Pull out every line below that holds the word "text".
..........
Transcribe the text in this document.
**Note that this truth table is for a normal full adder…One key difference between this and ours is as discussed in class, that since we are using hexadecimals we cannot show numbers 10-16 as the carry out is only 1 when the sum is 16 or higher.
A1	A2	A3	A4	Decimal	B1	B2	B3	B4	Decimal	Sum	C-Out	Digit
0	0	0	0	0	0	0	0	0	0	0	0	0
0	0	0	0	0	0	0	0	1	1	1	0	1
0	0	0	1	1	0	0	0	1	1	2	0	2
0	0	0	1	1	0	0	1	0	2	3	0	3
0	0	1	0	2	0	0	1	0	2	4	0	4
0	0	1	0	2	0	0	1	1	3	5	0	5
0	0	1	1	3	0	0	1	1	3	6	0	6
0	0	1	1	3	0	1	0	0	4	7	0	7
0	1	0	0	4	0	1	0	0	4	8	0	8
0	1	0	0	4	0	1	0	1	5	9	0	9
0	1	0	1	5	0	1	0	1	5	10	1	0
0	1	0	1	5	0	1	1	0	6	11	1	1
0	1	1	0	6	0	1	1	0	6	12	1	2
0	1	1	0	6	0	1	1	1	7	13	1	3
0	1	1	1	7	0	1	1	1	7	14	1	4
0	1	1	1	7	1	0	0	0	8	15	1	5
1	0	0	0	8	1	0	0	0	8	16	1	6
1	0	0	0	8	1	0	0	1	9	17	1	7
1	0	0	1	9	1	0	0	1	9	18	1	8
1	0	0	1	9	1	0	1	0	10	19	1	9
..........
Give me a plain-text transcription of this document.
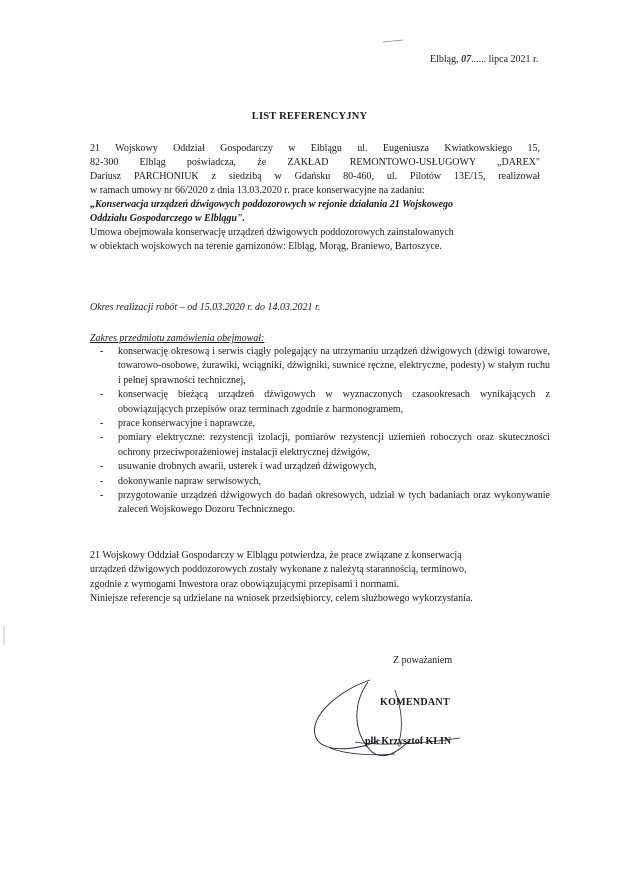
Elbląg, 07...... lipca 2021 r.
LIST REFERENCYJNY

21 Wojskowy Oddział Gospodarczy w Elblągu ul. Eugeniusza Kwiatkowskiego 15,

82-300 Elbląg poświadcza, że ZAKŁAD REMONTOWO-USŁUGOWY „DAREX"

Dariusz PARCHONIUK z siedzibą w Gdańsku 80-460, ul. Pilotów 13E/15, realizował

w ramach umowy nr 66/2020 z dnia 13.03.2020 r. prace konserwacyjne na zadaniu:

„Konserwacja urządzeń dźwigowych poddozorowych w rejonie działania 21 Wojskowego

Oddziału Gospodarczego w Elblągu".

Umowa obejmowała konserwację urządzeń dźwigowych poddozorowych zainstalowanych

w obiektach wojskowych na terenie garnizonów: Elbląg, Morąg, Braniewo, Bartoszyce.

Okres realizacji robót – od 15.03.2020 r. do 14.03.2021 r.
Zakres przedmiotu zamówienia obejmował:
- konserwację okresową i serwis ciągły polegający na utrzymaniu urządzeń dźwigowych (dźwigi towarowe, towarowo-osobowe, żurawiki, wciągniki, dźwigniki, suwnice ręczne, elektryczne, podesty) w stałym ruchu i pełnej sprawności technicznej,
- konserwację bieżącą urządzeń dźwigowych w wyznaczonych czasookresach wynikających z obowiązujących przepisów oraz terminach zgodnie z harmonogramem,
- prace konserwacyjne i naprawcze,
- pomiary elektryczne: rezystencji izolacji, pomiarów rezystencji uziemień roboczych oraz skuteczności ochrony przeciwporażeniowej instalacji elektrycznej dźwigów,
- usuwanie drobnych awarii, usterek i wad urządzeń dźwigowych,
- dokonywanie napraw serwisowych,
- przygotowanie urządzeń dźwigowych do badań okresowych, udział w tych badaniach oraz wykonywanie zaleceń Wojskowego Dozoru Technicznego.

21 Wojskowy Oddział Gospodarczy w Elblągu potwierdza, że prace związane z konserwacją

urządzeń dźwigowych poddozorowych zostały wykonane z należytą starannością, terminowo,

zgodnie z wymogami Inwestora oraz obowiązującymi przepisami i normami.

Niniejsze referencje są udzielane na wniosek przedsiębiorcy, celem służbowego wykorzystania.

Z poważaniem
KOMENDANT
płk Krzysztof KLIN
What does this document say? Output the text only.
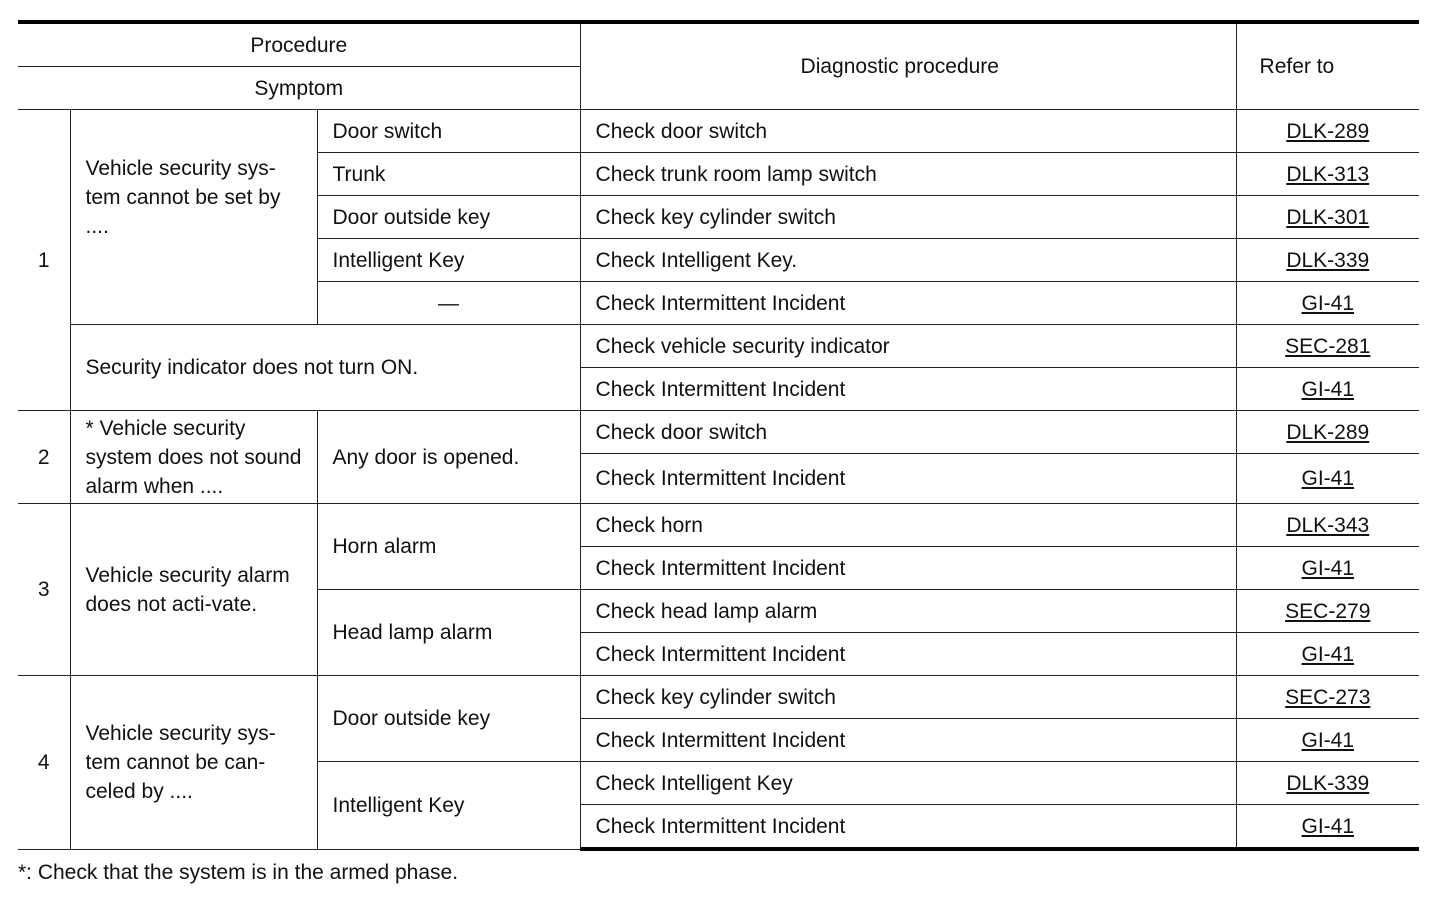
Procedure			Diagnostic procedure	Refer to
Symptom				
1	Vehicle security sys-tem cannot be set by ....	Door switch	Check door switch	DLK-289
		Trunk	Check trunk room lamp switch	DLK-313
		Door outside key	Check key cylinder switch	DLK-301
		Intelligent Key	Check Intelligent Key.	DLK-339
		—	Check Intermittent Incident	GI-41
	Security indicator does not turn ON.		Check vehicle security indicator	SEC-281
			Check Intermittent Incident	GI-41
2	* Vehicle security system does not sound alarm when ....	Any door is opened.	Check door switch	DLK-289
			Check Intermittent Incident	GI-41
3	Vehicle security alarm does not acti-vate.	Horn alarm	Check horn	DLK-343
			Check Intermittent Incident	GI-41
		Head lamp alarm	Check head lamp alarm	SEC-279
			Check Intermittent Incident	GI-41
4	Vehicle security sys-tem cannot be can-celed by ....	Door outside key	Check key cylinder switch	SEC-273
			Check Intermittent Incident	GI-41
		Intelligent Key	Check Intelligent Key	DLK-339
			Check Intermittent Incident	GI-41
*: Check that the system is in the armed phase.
..........
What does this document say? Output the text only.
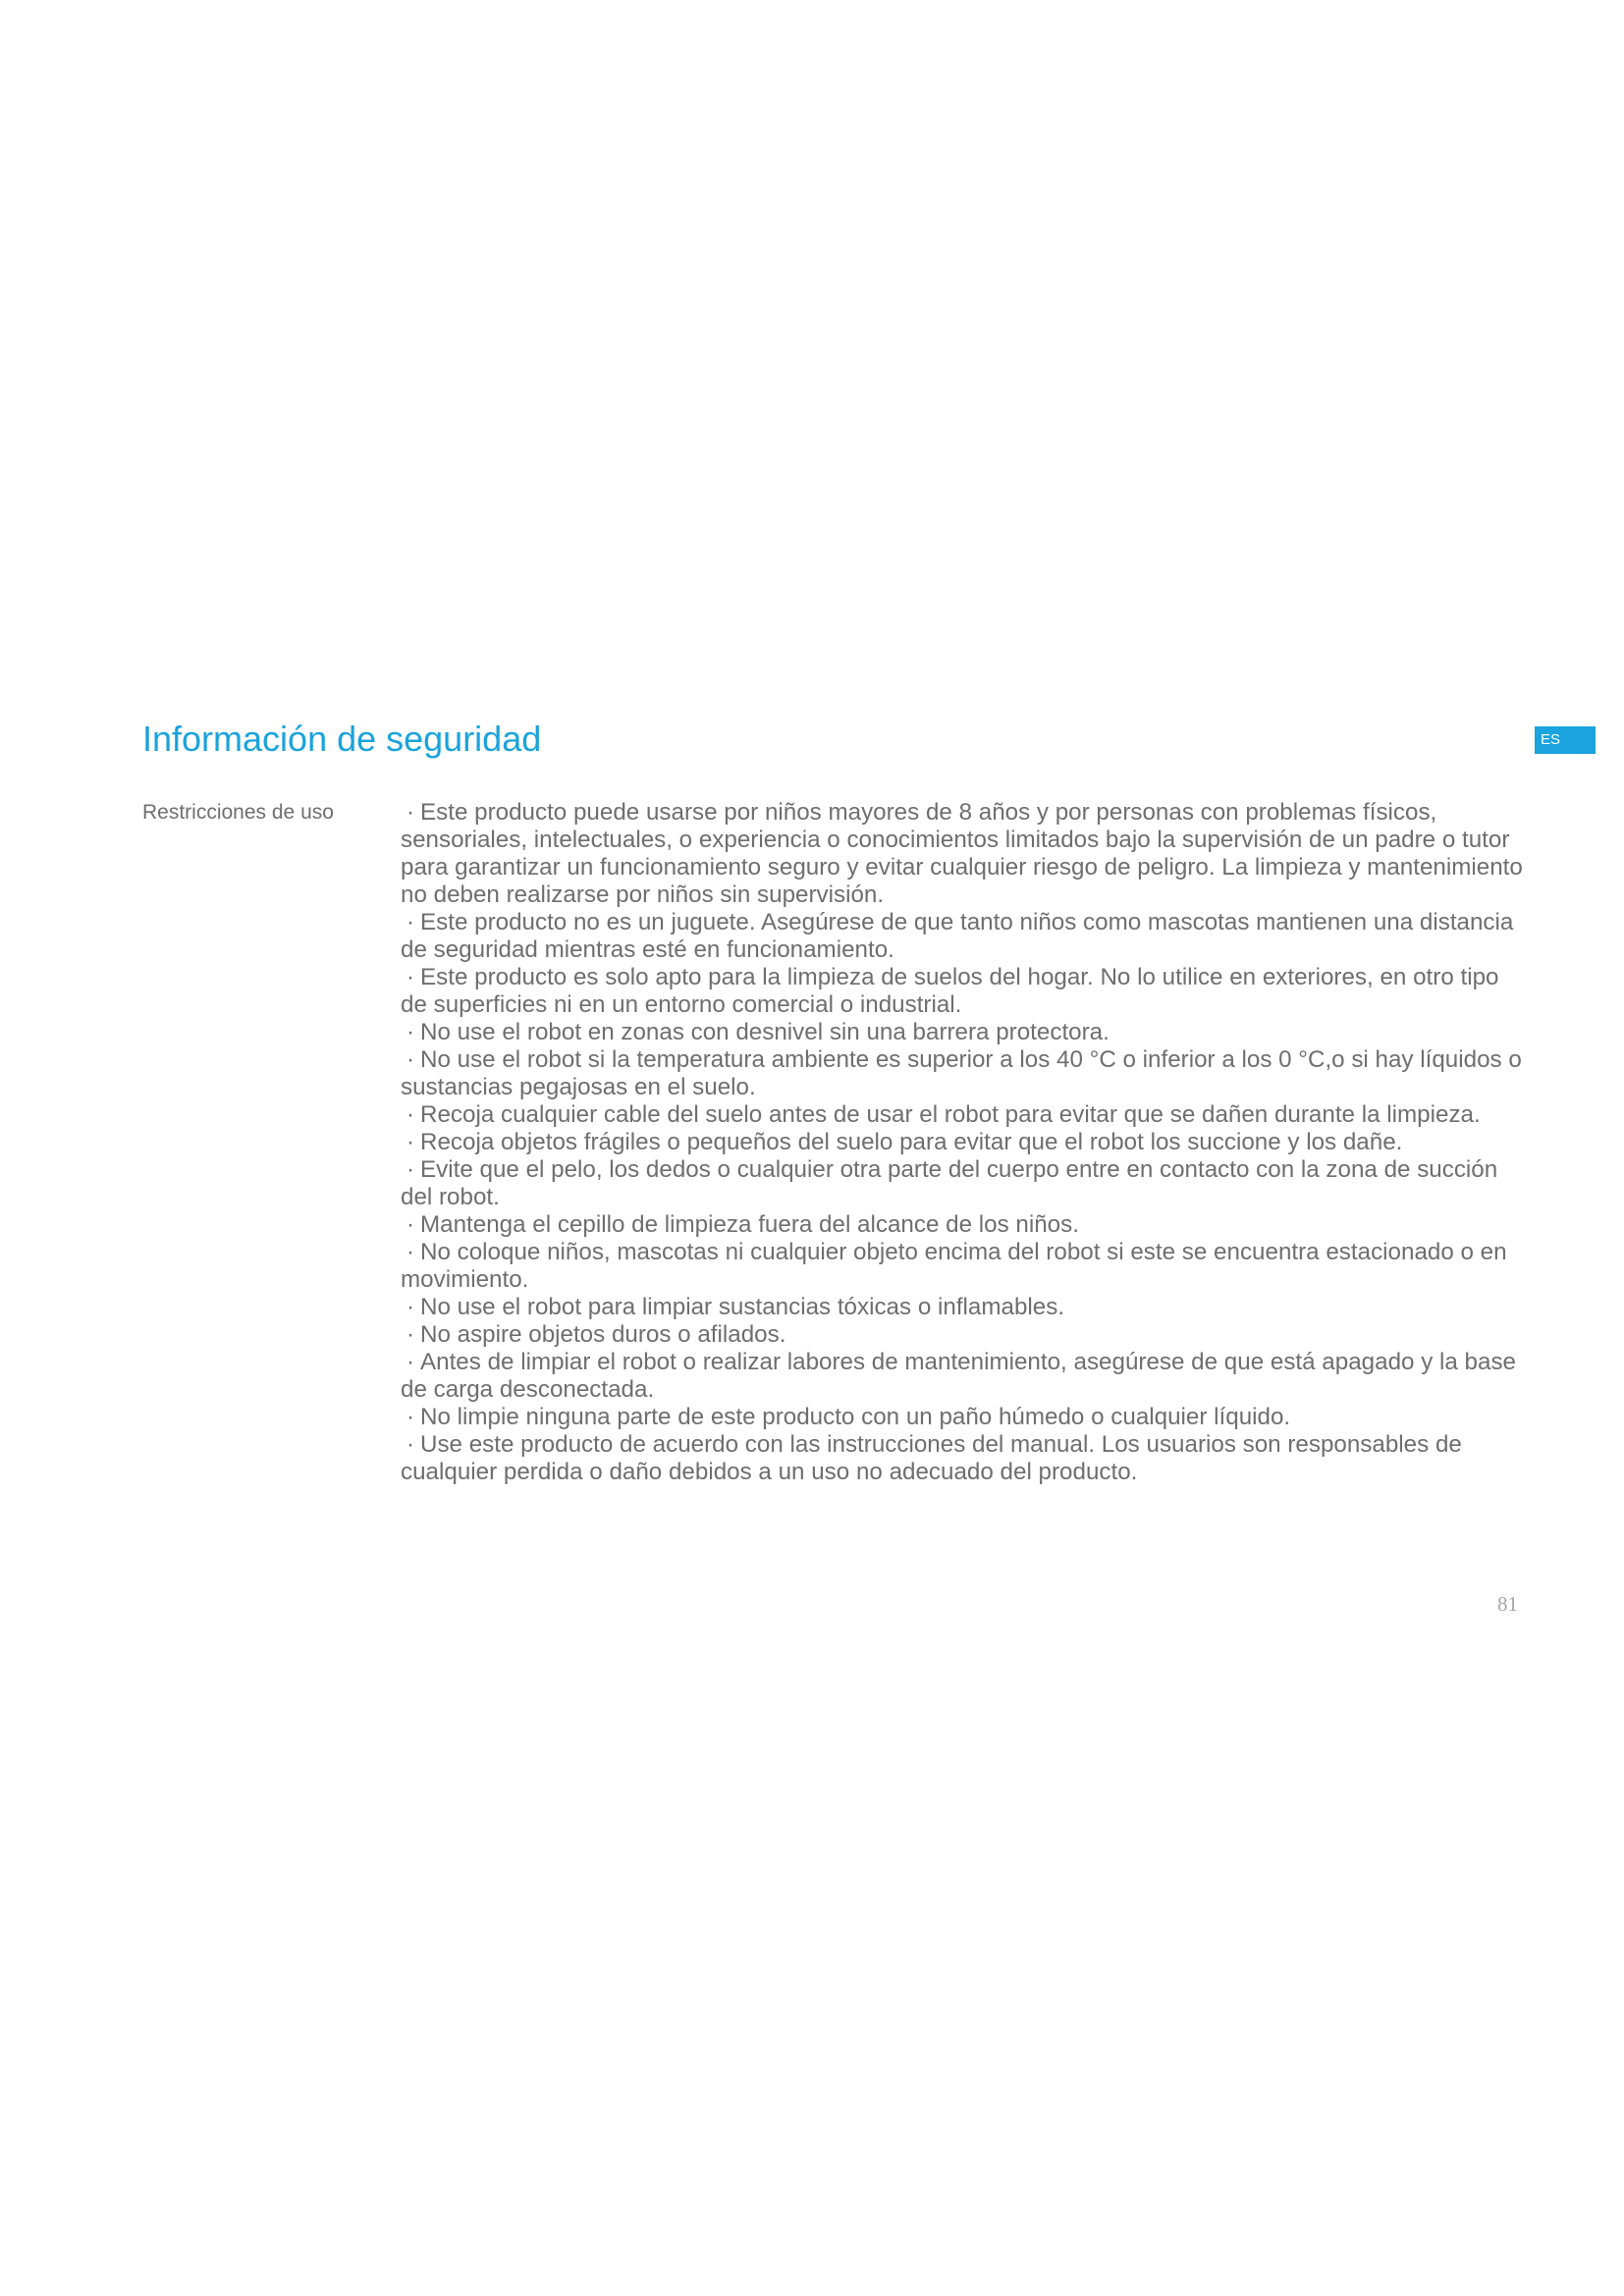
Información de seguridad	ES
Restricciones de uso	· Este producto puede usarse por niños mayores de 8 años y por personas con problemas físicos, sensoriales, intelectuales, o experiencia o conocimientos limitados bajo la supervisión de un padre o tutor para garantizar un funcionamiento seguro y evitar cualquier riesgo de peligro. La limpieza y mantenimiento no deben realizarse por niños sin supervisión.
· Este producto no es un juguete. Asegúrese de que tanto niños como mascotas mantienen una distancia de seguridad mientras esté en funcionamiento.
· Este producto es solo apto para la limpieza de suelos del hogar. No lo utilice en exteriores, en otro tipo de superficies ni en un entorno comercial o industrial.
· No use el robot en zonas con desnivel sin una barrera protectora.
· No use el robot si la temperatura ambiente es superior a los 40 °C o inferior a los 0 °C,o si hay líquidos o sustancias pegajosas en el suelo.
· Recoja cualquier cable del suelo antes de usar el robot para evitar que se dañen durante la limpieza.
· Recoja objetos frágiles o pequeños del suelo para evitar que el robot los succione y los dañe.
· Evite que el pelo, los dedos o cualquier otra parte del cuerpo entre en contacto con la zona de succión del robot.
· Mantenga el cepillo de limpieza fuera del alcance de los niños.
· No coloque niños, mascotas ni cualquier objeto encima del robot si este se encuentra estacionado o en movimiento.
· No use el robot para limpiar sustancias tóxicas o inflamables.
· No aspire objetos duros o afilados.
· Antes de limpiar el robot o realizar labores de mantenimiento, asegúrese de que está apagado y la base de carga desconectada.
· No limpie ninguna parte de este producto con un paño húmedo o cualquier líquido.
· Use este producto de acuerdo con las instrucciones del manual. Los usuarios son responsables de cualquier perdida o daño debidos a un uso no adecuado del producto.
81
..........
▸ **WRITTEN RESPONSE**
Transcribe the text in this document.
Give me a plain-text transcription of this document.
What does this document say? Output the text only.
What does this document say? Output the text only.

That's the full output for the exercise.